Stated exercise:
Pick out each line below containing "JSON".

Listed entries:
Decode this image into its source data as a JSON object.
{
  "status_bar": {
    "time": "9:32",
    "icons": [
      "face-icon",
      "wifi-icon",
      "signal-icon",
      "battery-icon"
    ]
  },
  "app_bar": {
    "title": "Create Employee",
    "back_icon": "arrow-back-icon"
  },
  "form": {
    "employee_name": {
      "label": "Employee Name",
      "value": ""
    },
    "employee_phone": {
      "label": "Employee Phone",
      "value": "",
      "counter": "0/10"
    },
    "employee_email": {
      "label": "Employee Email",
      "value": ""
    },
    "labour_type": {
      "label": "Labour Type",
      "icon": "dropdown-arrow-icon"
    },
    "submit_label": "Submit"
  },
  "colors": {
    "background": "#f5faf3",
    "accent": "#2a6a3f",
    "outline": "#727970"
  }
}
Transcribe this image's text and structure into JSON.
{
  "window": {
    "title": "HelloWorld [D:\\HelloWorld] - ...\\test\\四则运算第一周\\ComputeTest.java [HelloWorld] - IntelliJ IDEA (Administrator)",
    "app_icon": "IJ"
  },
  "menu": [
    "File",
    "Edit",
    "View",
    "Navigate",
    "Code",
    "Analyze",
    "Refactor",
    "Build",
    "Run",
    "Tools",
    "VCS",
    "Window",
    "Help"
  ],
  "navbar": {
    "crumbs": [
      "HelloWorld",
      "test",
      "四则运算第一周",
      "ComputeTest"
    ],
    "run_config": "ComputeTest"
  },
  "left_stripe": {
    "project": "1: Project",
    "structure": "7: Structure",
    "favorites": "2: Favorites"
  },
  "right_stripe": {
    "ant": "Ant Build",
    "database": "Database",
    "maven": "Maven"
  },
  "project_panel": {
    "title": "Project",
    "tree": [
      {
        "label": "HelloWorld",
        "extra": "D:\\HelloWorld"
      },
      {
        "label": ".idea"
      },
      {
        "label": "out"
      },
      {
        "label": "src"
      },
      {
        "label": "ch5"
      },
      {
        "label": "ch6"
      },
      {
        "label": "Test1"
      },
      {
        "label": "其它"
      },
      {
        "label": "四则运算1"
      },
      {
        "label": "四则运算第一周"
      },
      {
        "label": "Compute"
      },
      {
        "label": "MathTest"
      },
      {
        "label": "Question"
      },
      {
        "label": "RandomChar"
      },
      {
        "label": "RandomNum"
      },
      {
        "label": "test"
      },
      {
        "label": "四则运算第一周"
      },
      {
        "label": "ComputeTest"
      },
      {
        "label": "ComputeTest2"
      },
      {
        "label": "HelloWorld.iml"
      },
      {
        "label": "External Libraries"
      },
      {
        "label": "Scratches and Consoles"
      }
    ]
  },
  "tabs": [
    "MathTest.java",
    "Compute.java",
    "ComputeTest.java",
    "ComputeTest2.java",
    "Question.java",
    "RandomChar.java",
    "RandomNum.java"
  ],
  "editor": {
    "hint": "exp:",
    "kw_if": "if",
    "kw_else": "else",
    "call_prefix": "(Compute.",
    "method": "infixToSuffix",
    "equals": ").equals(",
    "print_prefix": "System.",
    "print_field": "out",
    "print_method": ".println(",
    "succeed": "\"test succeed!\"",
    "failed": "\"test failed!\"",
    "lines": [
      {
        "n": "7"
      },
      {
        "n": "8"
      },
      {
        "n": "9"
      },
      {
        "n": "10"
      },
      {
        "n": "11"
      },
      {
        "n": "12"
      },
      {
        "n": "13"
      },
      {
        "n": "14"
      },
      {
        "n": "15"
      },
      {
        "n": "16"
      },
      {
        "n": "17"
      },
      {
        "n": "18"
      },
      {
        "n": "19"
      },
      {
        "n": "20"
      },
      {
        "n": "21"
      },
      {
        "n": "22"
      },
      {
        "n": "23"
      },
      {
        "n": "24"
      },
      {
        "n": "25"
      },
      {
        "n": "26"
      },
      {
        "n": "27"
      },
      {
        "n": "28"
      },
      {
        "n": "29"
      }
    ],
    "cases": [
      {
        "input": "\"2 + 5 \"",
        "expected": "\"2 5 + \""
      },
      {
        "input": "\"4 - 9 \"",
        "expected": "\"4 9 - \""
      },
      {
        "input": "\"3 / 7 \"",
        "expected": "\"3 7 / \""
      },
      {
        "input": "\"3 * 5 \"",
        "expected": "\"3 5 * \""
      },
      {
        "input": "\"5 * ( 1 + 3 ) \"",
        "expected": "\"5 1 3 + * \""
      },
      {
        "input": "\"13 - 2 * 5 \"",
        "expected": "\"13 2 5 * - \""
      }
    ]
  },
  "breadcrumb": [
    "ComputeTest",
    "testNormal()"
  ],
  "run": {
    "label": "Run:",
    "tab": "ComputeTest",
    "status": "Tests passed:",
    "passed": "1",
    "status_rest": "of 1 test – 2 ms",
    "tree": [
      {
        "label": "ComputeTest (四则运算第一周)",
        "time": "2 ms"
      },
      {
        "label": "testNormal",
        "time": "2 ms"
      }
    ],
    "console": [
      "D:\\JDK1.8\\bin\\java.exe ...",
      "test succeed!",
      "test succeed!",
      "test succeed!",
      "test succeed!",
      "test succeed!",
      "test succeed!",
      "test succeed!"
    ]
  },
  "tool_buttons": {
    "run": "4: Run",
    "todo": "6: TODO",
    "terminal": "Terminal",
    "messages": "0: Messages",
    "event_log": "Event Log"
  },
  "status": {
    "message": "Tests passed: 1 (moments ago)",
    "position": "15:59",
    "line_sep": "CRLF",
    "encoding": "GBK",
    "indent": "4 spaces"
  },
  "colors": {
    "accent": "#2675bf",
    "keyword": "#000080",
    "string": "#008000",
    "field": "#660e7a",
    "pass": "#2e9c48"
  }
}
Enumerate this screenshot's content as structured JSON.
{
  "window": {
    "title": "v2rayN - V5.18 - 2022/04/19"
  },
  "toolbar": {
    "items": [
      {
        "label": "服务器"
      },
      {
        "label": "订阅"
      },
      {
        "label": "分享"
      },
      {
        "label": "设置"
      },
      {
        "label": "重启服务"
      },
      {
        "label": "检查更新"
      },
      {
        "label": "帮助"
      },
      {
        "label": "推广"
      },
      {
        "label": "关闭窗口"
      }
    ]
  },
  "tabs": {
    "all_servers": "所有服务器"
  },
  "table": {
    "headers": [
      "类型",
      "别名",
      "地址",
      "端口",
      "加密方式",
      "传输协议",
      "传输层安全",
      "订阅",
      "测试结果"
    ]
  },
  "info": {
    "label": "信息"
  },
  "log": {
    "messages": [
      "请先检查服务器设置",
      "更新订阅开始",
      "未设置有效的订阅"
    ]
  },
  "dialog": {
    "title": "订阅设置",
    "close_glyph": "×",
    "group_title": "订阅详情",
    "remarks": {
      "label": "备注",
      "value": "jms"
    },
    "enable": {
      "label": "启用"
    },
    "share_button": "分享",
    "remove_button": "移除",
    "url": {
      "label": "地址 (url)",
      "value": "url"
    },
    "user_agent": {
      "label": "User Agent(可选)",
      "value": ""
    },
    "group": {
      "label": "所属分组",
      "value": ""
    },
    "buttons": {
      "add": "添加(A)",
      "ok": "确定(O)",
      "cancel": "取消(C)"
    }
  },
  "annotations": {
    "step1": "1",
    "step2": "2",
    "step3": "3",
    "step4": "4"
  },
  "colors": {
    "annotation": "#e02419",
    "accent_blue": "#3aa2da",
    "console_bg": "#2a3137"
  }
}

Written answer:
Decode this image into its source data as a JSON object.
Transcribe this image's text and structure into JSON.
Enumerate this screenshot's content as structured JSON.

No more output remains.